» **Records supplied**
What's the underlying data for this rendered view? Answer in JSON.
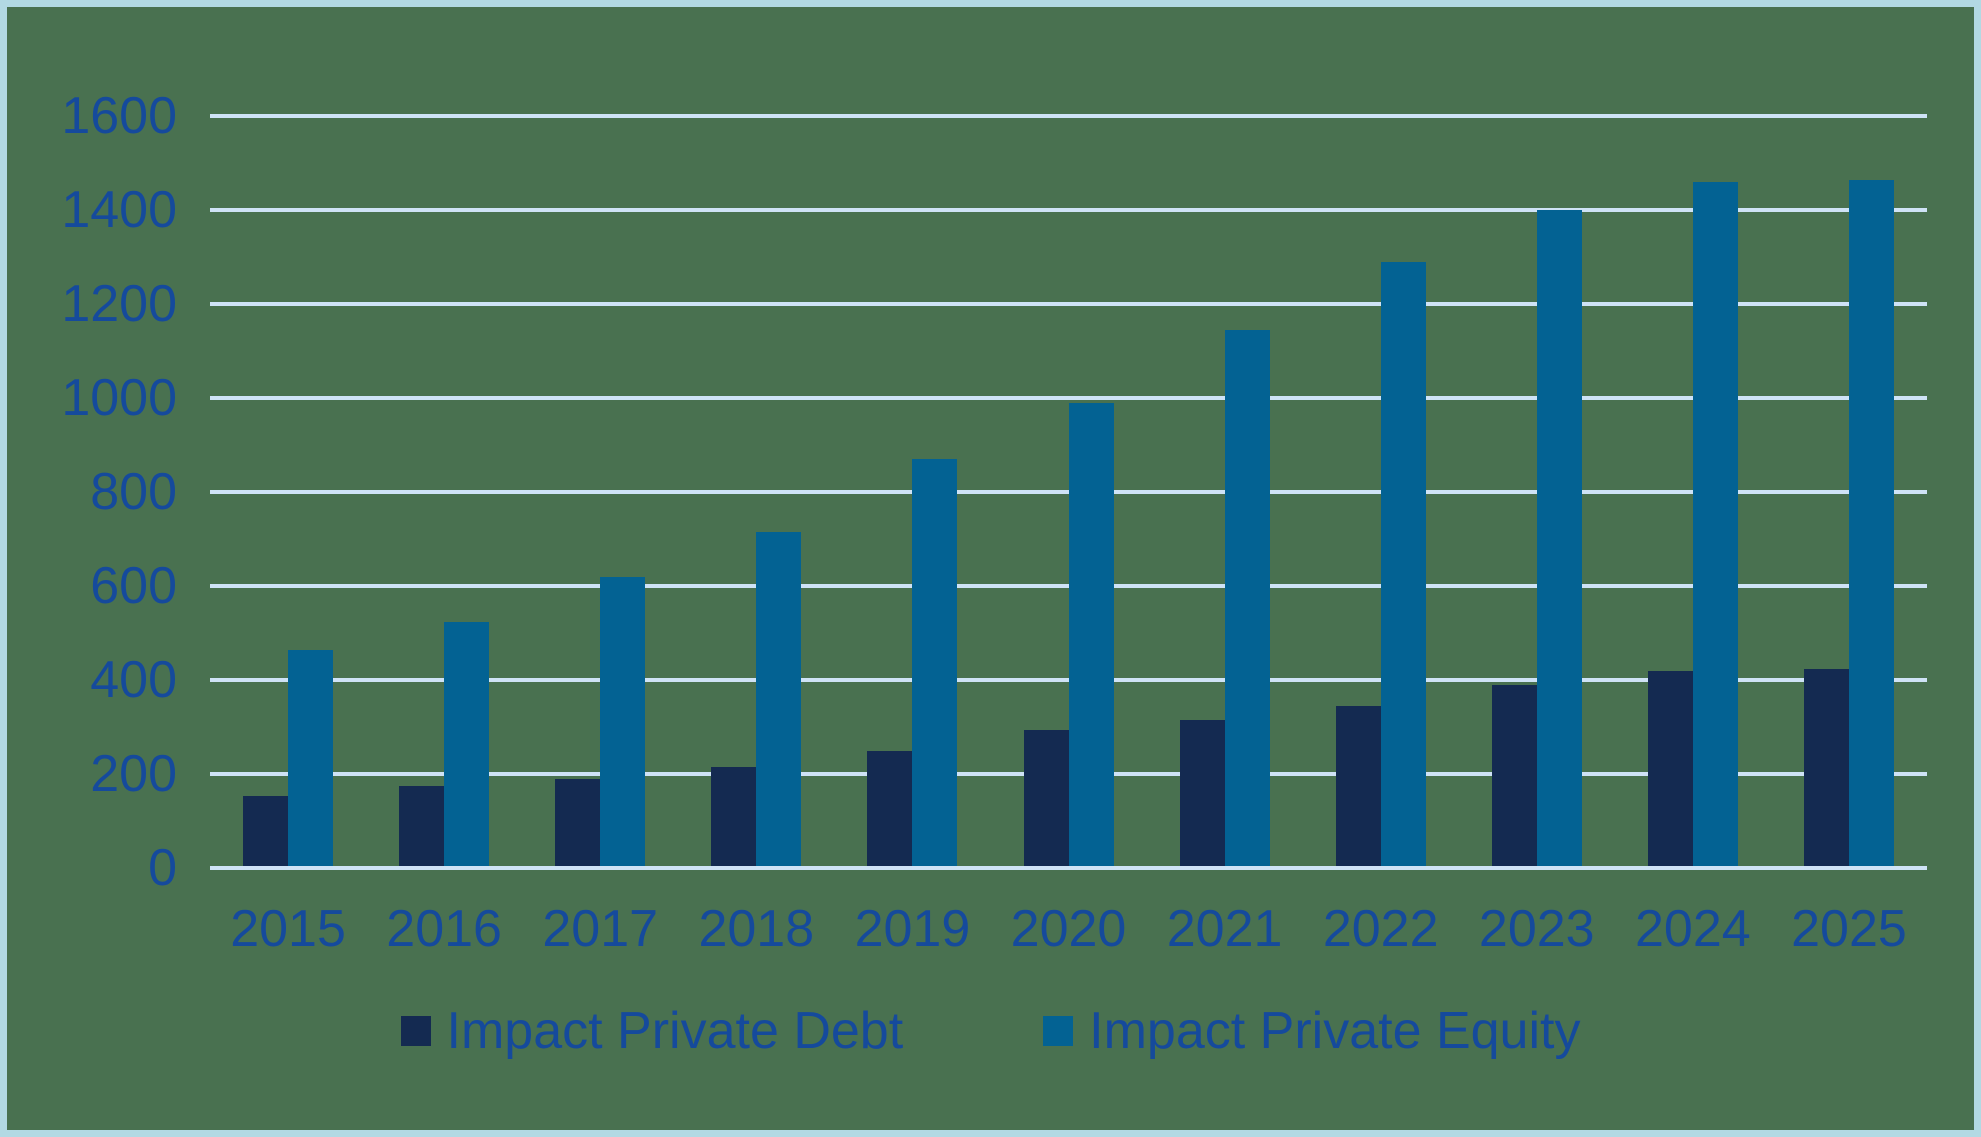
{
  "colors": {
    "background": "#497150",
    "border": "#b2d9e3",
    "gridline": "#cfe3f6",
    "text": "#154a9c",
    "debt_bar": "#142a51",
    "equity_bar": "#036293"
  },
  "legend": {
    "items": [
      {
        "label": "Impact Private Debt",
        "color": "#142a51"
      },
      {
        "label": "Impact Private Equity",
        "color": "#036293"
      }
    ]
  },
  "chart_data": {
    "type": "bar",
    "title": "",
    "xlabel": "",
    "ylabel": "",
    "categories": [
      "2015",
      "2016",
      "2017",
      "2018",
      "2019",
      "2020",
      "2021",
      "2022",
      "2023",
      "2024",
      "2025"
    ],
    "series": [
      {
        "name": "Impact Private Debt",
        "color": "#142a51",
        "values": [
          150,
          170,
          185,
          210,
          245,
          290,
          310,
          340,
          385,
          415,
          420
        ]
      },
      {
        "name": "Impact Private Equity",
        "color": "#036293",
        "values": [
          460,
          520,
          615,
          710,
          865,
          985,
          1140,
          1285,
          1395,
          1455,
          1460
        ]
      }
    ],
    "ylim": [
      0,
      1600
    ],
    "ytick_step": 200,
    "yticks": [
      "0",
      "200",
      "400",
      "600",
      "800",
      "1000",
      "1200",
      "1400",
      "1600"
    ],
    "grid": true,
    "legend_position": "bottom"
  }
}
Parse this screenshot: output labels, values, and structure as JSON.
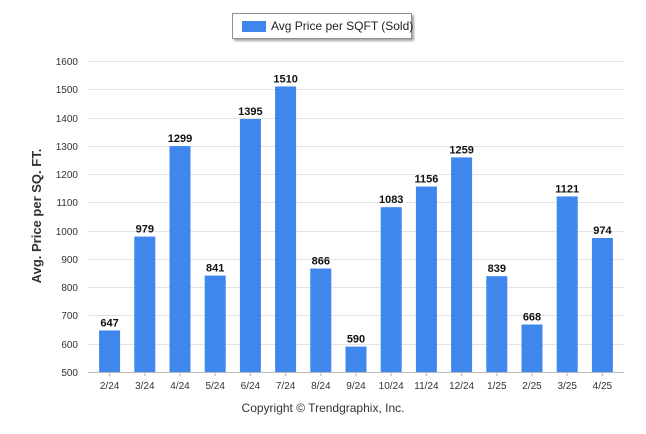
{
  "chart_data": {
    "type": "bar",
    "legend": "Avg Price per SQFT (Sold)",
    "legend_position": "top-center",
    "ylabel": "Avg. Price per SQ. FT.",
    "xlabel": "",
    "ylim": [
      500,
      1600
    ],
    "yticks": [
      500,
      600,
      700,
      800,
      900,
      1000,
      1100,
      1200,
      1300,
      1400,
      1500,
      1600
    ],
    "grid": true,
    "bar_color": "#3f86ed",
    "categories": [
      "2/24",
      "3/24",
      "4/24",
      "5/24",
      "6/24",
      "7/24",
      "8/24",
      "9/24",
      "10/24",
      "11/24",
      "12/24",
      "1/25",
      "2/25",
      "3/25",
      "4/25"
    ],
    "values": [
      647,
      979,
      1299,
      841,
      1395,
      1510,
      866,
      590,
      1083,
      1156,
      1259,
      839,
      668,
      1121,
      974
    ]
  },
  "footer": "Copyright © Trendgraphix, Inc."
}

» **Your goal**
Report the number of lines in the listing where the string "name" appears, and nothing besides.

» **Problem solution**
2